Collect each line of the entries that holds the string "Selenium".

**** Data shown

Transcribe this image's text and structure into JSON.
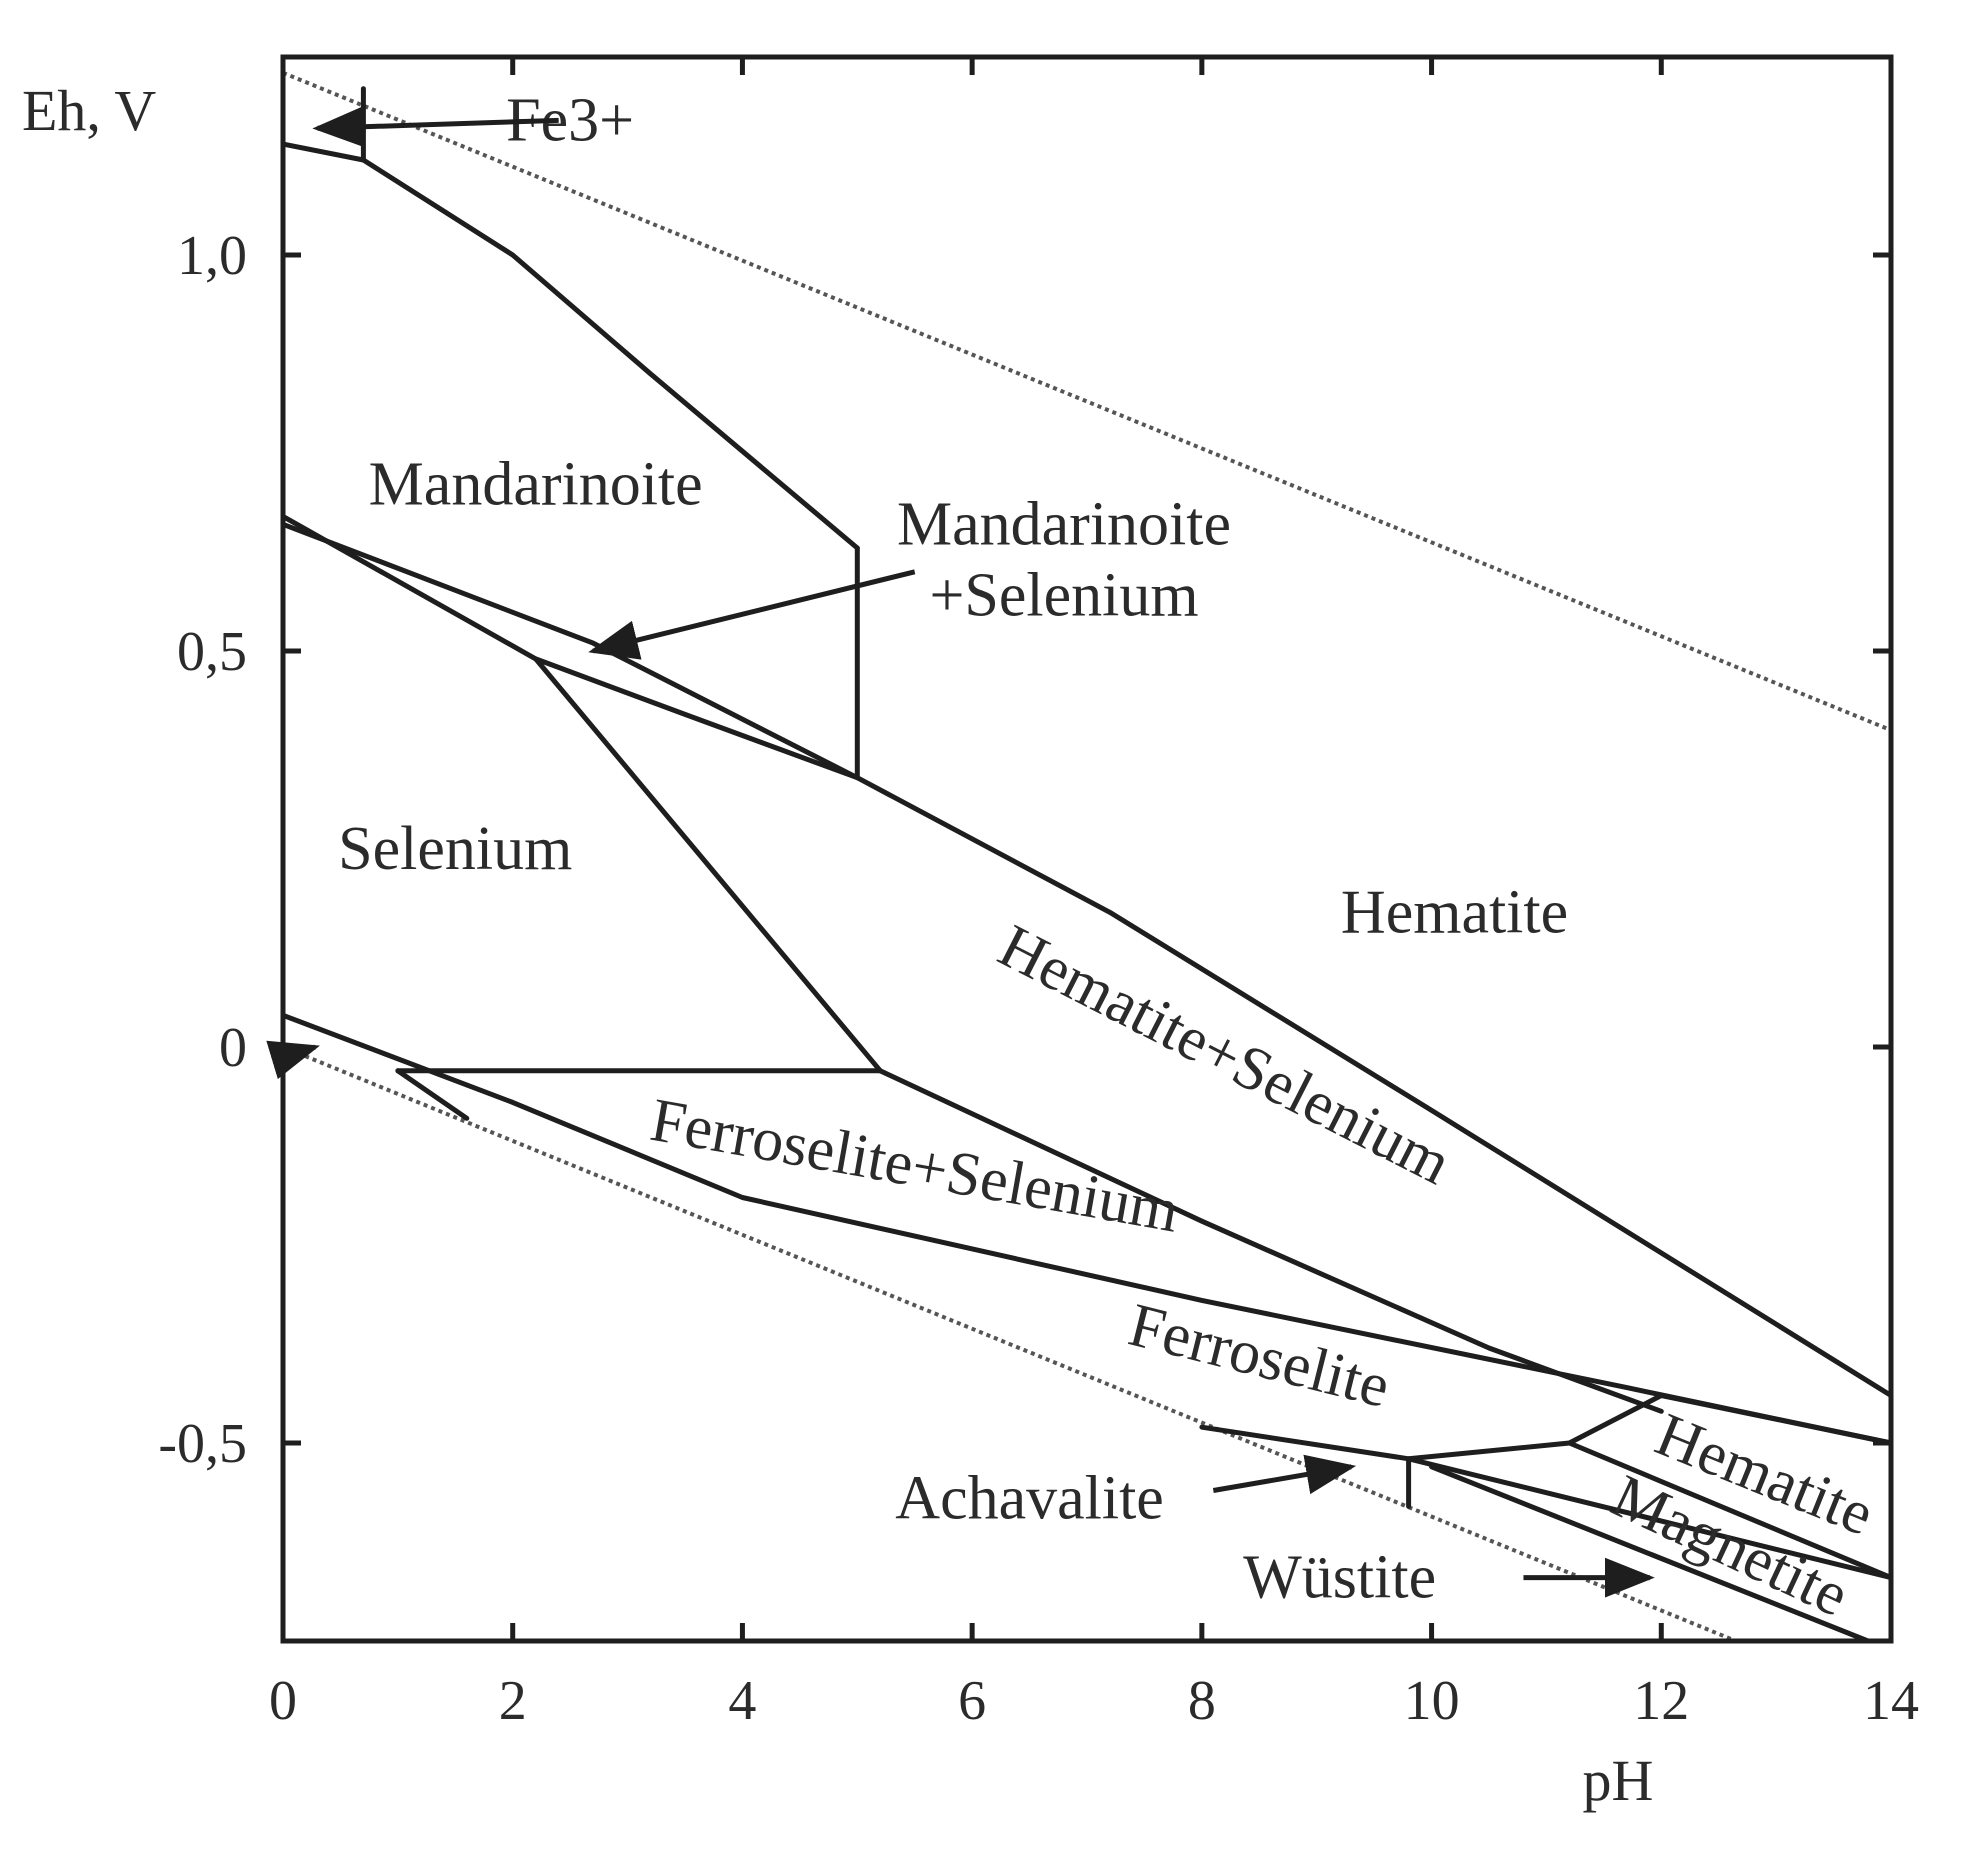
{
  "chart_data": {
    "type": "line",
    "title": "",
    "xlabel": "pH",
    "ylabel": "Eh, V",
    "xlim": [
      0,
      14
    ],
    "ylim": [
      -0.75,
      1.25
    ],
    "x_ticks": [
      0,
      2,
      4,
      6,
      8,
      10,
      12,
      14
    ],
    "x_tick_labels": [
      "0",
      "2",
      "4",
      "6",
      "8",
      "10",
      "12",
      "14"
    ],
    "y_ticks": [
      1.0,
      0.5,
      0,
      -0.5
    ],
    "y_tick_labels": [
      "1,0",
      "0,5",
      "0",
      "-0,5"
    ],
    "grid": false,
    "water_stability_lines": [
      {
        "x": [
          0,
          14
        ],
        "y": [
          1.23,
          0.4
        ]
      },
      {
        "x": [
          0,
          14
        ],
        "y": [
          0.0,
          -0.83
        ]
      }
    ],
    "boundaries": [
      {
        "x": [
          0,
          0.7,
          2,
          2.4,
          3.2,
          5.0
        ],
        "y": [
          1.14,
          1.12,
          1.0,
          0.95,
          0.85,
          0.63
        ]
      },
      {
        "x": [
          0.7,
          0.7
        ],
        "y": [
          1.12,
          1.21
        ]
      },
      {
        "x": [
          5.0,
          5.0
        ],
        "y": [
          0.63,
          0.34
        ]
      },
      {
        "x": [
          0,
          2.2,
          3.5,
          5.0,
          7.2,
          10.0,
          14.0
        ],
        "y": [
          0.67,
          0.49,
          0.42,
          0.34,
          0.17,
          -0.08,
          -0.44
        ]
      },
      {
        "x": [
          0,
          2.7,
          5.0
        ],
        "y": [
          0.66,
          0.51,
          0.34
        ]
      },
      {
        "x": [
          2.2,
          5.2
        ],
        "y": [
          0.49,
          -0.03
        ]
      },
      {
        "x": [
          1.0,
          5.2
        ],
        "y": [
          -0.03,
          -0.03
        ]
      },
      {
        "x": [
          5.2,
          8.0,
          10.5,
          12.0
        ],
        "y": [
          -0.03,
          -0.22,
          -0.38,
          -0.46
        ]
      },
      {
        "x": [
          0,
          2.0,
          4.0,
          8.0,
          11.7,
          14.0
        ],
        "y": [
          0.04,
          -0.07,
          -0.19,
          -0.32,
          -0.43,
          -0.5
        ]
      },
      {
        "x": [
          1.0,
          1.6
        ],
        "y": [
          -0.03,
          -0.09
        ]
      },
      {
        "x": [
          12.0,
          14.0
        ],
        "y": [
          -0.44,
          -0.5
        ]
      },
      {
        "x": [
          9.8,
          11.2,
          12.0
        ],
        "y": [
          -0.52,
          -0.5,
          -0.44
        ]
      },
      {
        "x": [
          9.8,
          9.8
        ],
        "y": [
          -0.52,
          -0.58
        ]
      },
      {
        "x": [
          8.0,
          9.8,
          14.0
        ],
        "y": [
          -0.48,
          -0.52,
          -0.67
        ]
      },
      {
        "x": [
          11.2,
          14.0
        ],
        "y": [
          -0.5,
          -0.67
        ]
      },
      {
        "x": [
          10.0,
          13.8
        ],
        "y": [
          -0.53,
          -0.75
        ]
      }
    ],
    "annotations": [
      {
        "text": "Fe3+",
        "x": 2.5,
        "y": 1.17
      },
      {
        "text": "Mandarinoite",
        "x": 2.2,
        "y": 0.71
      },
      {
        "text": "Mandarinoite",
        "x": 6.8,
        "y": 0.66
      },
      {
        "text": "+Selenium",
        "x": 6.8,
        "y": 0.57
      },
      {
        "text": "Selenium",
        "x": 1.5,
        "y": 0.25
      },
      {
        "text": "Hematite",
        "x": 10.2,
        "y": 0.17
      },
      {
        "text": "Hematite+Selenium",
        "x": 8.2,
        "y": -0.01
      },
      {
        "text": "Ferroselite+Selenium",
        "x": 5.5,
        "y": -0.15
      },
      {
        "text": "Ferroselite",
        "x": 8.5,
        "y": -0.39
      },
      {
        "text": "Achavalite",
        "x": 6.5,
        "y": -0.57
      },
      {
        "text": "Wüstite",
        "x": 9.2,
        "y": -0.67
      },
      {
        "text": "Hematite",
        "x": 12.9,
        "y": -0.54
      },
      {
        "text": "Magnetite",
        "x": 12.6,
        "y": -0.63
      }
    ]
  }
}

********
**** Data shown

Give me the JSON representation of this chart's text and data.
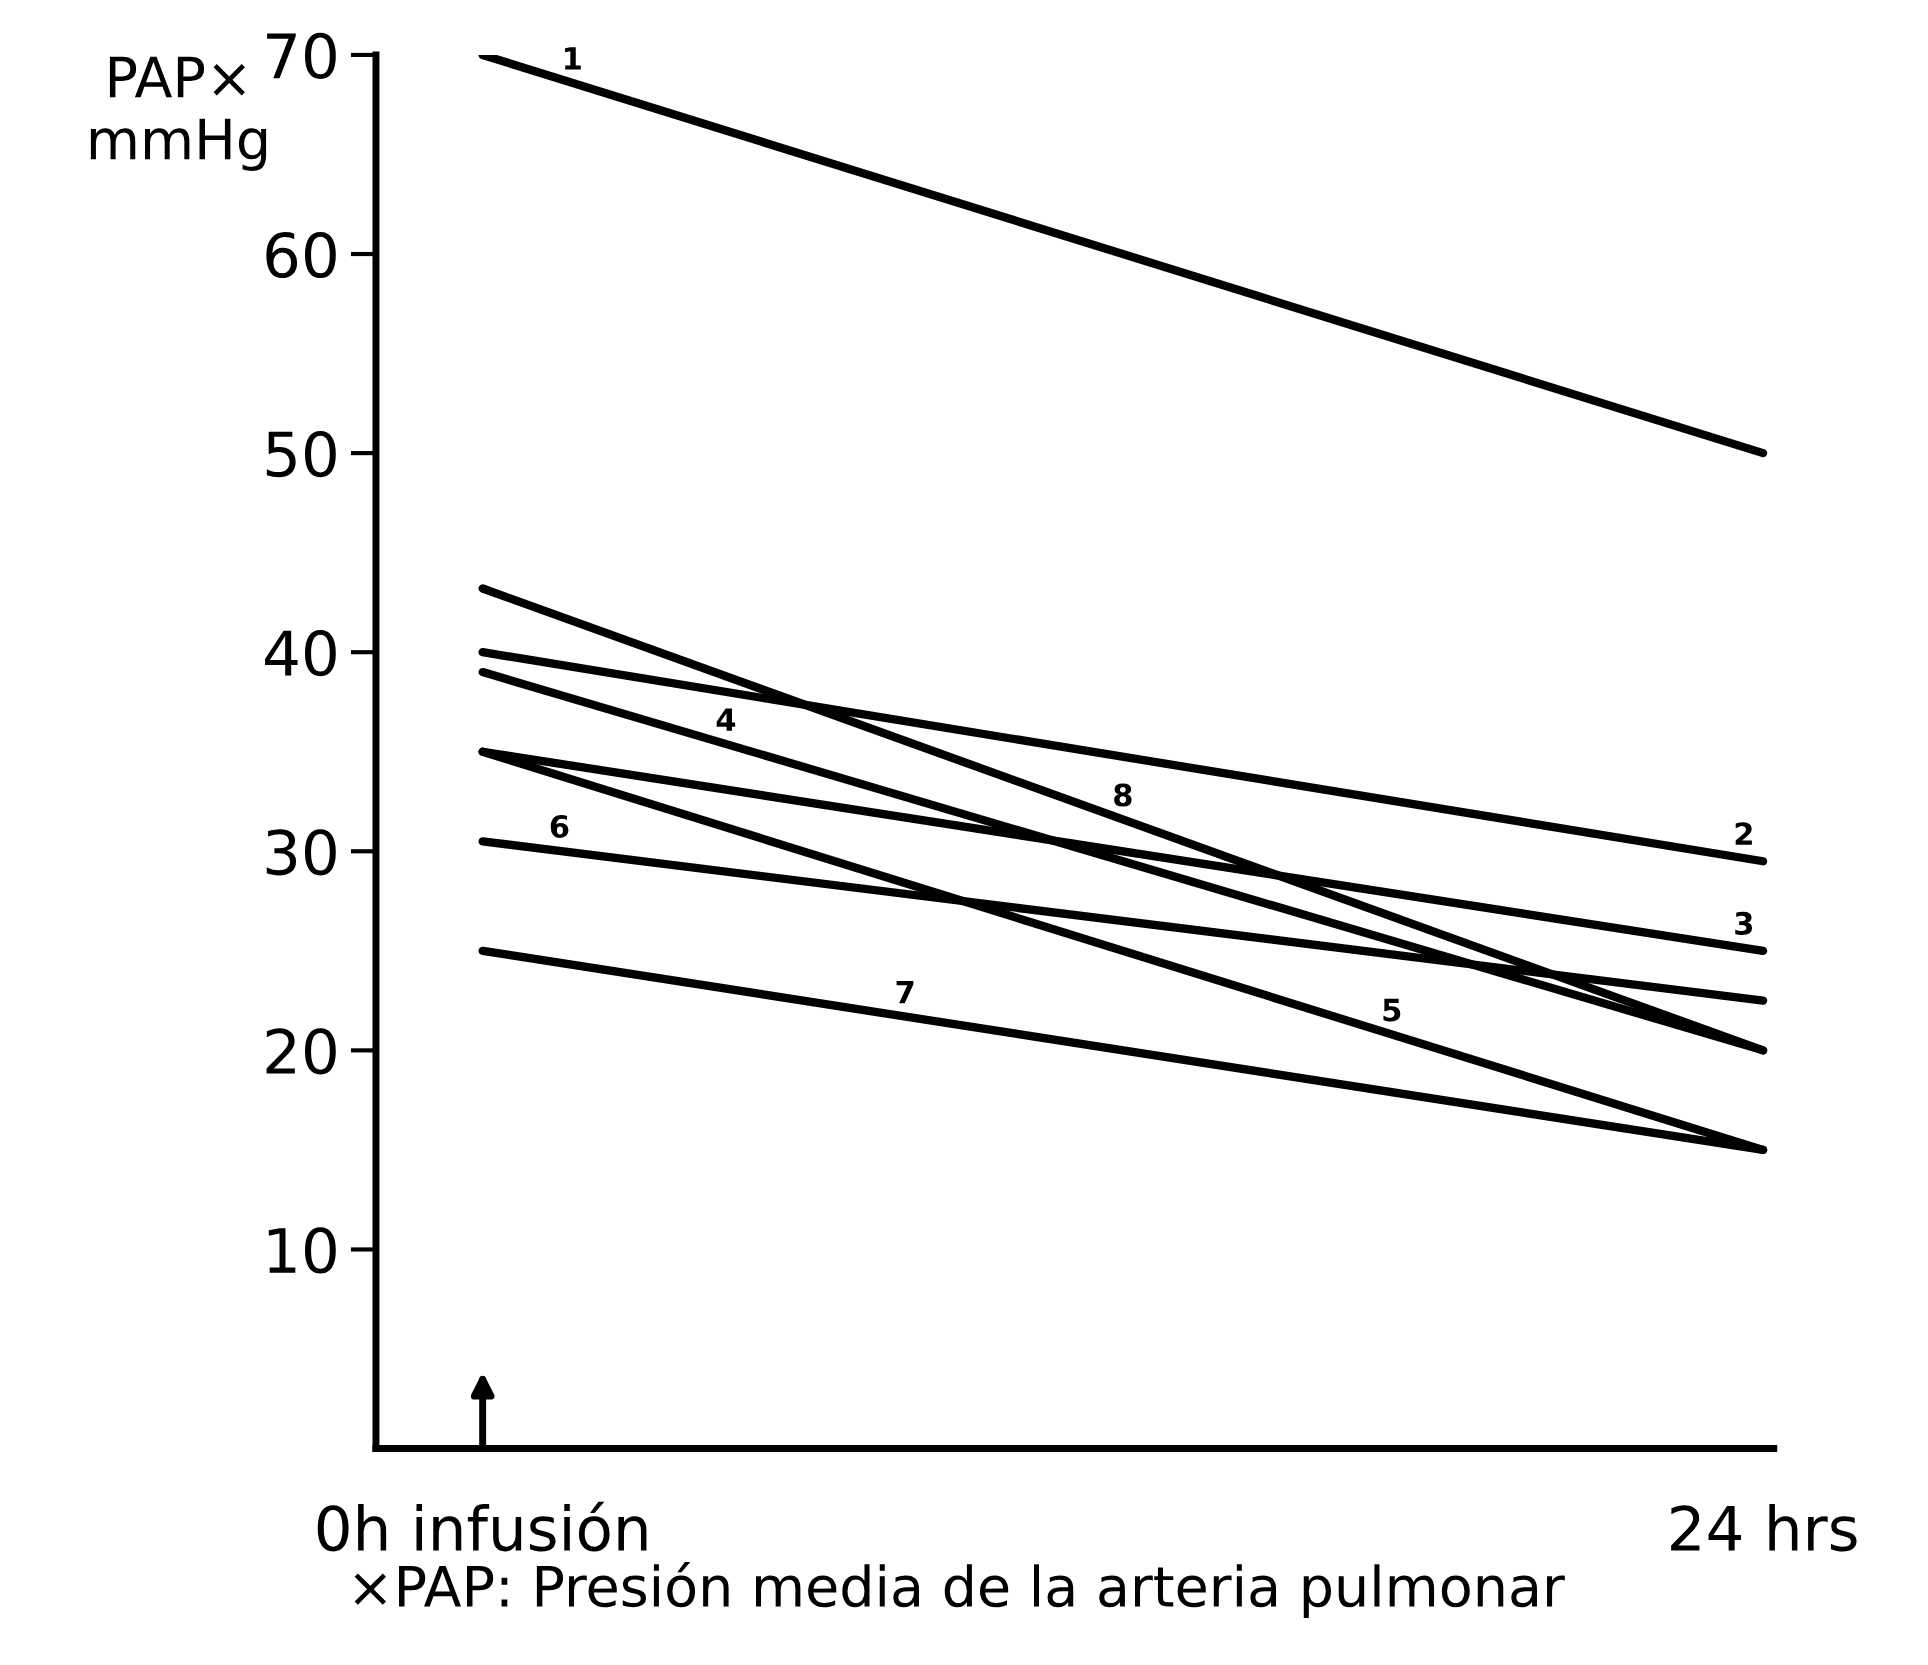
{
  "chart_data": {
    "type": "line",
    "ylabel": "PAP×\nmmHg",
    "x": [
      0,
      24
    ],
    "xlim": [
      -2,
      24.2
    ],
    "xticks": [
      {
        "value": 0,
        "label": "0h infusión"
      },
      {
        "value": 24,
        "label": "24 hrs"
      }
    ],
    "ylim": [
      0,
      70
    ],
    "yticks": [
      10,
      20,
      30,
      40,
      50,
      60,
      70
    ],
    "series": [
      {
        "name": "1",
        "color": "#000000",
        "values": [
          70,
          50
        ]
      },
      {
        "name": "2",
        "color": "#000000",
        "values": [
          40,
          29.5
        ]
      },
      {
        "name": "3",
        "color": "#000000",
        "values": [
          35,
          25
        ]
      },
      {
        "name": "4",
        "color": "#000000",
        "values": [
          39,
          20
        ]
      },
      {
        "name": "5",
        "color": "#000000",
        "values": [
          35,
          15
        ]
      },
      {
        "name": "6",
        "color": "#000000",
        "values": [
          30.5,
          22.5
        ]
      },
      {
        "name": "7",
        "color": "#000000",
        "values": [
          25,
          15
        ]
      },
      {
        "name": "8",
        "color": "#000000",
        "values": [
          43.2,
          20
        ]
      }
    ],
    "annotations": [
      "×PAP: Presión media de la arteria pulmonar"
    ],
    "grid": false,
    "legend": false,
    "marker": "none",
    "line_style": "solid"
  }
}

********

Complete response:
        "text": "+Selenium",
        "text": "Selenium",
        "text": "Hematite+Selenium",
        "text": "Ferroselite+Selenium",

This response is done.